Text shown
★ ★ ★ ★ ★ ★ ★

Honestly, can't thank you enough for that wee bit of code.


Something we've discovered is that DNS can play havoc with machine naming. Our situation is that the mac gets it's name from the inventory via pre-stage imaging, first boot after imaging is ok, second boot loses it's name every time.



What we've discovered is that our authenticated DNS isn't allowing the macs to set their name at first boot, so at 2nd boot the mdnsresponder fires off a DNS request and is overwriting the macs hostname with a blank record.



The only fix i've found involves having both microsoft DNS and DHCP servers, a dedicated DNS authentication account and setting the DHCP server to do the following:



1) Use the authentication account as credentials for updating DNS.
2) Set "Dynamically update DNS A and PTR records only if requested by the DHCP clients" option
3) Set "Dynamically update DNS A and PTR records for DHCP clients that do not request for updates (for example, clients that are running Windows NT 4.0)" option



This seems to have fixed our issues with this. I am now awaiting our systems team to roll this out!


This happens on our install as well. I've been able to reproduce this on computers that are not bound to AD / OD.
- New computer (base install from Apple)
- Rename computer to our company naming scheme
- Add Casper policies
- Restart
- Computer name changes
- Manually rename
- Restart computer
- Computer name changes



Ive been able to see this when the computer is unplugged from the network as well.


errr.... doublepost. edited.


Ok. I narrowed this down and have resolved this on my side.
Issue: The latest version of Casper and the latest OSX have something in them as a conflict. Whenever the computer changes network interfaces, the computer name changes to .localhost. Here is how I fixed it.




  1. I wrote a small script that pulled the Casper computer name and wrote it into every spot in OSX that wanted a name and set the hostname of the computer. This also wrote a small file with the computer name in it into a flat file so I could refer to it later if I needed.

★ ★ ★ ★ ★ ★ ★

In the forum thread about Mac computer names, what does the computer name change to whenever the computer changes network interfaces? Please rely only on the forum thread about Mac computer names.

[Document understanding data]
★ ★ ★ ★ ★ ★ ★

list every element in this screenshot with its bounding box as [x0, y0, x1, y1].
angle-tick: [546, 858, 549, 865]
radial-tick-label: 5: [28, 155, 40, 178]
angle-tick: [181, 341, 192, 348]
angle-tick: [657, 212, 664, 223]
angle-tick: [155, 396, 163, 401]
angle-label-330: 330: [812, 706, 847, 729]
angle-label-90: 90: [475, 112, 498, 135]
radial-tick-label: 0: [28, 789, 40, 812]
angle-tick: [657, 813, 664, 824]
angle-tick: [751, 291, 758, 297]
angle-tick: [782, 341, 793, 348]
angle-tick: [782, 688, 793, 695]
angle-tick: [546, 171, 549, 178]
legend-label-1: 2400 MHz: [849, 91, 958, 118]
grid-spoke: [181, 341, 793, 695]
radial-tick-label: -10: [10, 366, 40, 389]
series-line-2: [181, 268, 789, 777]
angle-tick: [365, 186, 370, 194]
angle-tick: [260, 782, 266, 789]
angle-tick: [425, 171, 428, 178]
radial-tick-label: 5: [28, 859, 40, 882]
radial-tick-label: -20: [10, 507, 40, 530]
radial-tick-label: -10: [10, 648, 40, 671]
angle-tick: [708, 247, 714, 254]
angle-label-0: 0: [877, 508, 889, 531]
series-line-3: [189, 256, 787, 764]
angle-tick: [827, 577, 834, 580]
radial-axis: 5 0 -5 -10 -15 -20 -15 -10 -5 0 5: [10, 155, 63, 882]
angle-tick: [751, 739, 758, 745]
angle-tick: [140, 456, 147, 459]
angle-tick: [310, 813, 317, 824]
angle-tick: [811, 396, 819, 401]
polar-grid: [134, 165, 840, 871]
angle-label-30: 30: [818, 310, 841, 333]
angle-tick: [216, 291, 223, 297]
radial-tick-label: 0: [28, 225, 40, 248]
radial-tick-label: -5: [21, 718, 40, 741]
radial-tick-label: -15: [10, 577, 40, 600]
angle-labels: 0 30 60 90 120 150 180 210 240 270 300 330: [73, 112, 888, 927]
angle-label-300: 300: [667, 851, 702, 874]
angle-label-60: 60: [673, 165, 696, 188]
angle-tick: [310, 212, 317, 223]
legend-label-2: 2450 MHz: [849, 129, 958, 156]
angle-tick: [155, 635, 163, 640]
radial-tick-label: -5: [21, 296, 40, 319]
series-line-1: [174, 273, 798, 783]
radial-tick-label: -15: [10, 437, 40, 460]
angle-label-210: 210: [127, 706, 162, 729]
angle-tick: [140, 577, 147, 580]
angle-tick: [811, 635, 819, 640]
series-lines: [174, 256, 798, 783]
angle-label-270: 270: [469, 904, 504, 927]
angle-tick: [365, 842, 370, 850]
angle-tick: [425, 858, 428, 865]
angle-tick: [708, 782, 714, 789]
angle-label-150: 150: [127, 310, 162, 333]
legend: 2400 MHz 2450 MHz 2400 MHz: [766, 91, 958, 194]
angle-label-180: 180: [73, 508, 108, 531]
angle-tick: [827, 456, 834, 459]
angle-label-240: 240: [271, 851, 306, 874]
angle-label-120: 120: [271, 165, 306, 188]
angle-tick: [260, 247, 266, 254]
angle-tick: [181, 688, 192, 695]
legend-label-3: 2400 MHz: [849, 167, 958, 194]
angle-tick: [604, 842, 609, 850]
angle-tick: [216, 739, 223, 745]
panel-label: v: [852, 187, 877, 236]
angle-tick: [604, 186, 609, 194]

★ ★ ★ ★ ★ ★ ★

Answer for this exercise
It changes to .localhost.